> **PROBLEM STATEMENT**
Your reply should be one number: the count of lines holding the word "Sample".

> **EXERCISE DATA**
★ ★ ★ ★ ★ ★ ★

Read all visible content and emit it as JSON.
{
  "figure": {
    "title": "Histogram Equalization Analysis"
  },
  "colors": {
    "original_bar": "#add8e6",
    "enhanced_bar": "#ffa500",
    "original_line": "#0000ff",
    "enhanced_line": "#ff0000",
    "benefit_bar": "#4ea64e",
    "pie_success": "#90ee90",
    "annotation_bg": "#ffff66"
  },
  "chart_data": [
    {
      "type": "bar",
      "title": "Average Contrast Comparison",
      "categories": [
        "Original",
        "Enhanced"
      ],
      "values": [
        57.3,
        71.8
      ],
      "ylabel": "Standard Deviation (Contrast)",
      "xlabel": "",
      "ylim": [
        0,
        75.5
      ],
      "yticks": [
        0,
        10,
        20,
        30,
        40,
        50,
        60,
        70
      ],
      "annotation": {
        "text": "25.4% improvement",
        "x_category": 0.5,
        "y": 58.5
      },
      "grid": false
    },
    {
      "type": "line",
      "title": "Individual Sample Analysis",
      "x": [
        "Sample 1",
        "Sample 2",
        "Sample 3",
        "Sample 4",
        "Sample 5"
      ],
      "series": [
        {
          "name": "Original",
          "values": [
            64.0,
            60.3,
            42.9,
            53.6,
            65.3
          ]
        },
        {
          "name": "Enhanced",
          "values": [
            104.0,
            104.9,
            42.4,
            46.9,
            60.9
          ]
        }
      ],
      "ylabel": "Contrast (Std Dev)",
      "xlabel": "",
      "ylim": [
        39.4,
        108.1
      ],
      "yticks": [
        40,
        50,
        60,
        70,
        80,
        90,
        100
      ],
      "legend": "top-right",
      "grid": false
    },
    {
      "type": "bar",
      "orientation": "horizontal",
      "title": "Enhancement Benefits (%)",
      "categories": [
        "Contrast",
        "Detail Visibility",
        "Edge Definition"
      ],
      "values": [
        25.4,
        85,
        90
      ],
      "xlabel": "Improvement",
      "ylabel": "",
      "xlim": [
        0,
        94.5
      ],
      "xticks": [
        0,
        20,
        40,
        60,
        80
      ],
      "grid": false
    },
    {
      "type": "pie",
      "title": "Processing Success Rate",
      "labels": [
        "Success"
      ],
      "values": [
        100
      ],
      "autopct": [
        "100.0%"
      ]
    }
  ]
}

★ ★ ★ ★ ★ ★ ★

> **EXPECTED ANSWER**
6